<<<<

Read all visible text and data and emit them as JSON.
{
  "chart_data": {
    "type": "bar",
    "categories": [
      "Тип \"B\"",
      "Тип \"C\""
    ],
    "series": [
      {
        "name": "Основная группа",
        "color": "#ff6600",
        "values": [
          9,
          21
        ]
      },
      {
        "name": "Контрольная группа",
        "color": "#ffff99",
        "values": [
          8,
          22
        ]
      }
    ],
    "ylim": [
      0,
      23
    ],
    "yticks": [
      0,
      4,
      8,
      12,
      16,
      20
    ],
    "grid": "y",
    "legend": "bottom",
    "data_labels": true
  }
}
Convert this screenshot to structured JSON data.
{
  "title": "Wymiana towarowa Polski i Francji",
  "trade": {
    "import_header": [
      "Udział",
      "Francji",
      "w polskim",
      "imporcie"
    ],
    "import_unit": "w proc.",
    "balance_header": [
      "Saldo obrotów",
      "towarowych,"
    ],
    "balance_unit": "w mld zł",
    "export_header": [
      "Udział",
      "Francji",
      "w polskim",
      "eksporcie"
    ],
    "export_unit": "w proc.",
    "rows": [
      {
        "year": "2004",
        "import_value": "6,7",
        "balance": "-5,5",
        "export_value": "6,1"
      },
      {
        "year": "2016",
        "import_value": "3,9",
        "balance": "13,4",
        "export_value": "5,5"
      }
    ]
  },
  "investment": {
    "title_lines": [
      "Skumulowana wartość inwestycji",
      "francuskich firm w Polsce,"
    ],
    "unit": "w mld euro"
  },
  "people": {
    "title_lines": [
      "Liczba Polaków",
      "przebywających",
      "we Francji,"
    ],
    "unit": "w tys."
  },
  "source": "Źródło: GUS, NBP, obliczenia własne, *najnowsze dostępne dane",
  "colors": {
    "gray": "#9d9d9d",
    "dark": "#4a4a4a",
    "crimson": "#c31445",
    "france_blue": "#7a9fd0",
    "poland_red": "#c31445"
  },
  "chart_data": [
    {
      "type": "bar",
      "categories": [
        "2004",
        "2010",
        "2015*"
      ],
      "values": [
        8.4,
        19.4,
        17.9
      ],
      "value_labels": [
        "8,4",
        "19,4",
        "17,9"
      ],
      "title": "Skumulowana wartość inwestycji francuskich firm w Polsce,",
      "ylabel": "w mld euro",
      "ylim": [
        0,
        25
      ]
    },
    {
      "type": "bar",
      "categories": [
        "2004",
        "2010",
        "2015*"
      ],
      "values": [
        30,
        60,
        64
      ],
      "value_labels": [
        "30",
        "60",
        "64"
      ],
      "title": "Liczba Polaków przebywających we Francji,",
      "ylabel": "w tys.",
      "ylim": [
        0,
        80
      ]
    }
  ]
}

>>>>

● Task instructions: Make an exact copy of every line in the data.

● Right answer:
Read all visible text and data and emit them as JSON.
{
  "chart_data": {
    "type": "bar",
    "categories": [
      "Тип \"B\"",
      "Тип \"C\""
    ],
    "series": [
      {
        "name": "Основная группа",
        "color": "#ff6600",
        "values": [
          9,
          21
        ]
      },
      {
        "name": "Контрольная группа",
        "color": "#ffff99",
        "values": [
          8,
          22
        ]
      }
    ],
    "ylim": [
      0,
      23
    ],
    "yticks": [
      0,
      4,
      8,
      12,
      16,
      20
    ],
    "grid": "y",
    "legend": "bottom",
    "data_labels": true
  }
}
Convert this screenshot to structured JSON data.
{
  "title": "Wymiana towarowa Polski i Francji",
  "trade": {
    "import_header": [
      "Udział",
      "Francji",
      "w polskim",
      "imporcie"
    ],
    "import_unit": "w proc.",
    "balance_header": [
      "Saldo obrotów",
      "towarowych,"
    ],
    "balance_unit": "w mld zł",
    "export_header": [
      "Udział",
      "Francji",
      "w polskim",
      "eksporcie"
    ],
    "export_unit": "w proc.",
    "rows": [
      {
        "year": "2004",
        "import_value": "6,7",
        "balance": "-5,5",
        "export_value": "6,1"
      },
      {
        "year": "2016",
        "import_value": "3,9",
        "balance": "13,4",
        "export_value": "5,5"
      }
    ]
  },
  "investment": {
    "title_lines": [
      "Skumulowana wartość inwestycji",
      "francuskich firm w Polsce,"
    ],
    "unit": "w mld euro"
  },
  "people": {
    "title_lines": [
      "Liczba Polaków",
      "przebywających",
      "we Francji,"
    ],
    "unit": "w tys."
  },
  "source": "Źródło: GUS, NBP, obliczenia własne, *najnowsze dostępne dane",
  "colors": {
    "gray": "#9d9d9d",
    "dark": "#4a4a4a",
    "crimson": "#c31445",
    "france_blue": "#7a9fd0",
    "poland_red": "#c31445"
  },
  "chart_data": [
    {
      "type": "bar",
      "categories": [
        "2004",
        "2010",
        "2015*"
      ],
      "values": [
        8.4,
        19.4,
        17.9
      ],
      "value_labels": [
        "8,4",
        "19,4",
        "17,9"
      ],
      "title": "Skumulowana wartość inwestycji francuskich firm w Polsce,",
      "ylabel": "w mld euro",
      "ylim": [
        0,
        25
      ]
    },
    {
      "type": "bar",
      "categories": [
        "2004",
        "2010",
        "2015*"
      ],
      "values": [
        30,
        60,
        64
      ],
      "value_labels": [
        "30",
        "60",
        "64"
      ],
      "title": "Liczba Polaków przebywających we Francji,",
      "ylabel": "w tys.",
      "ylim": [
        0,
        80
      ]
    }
  ]
}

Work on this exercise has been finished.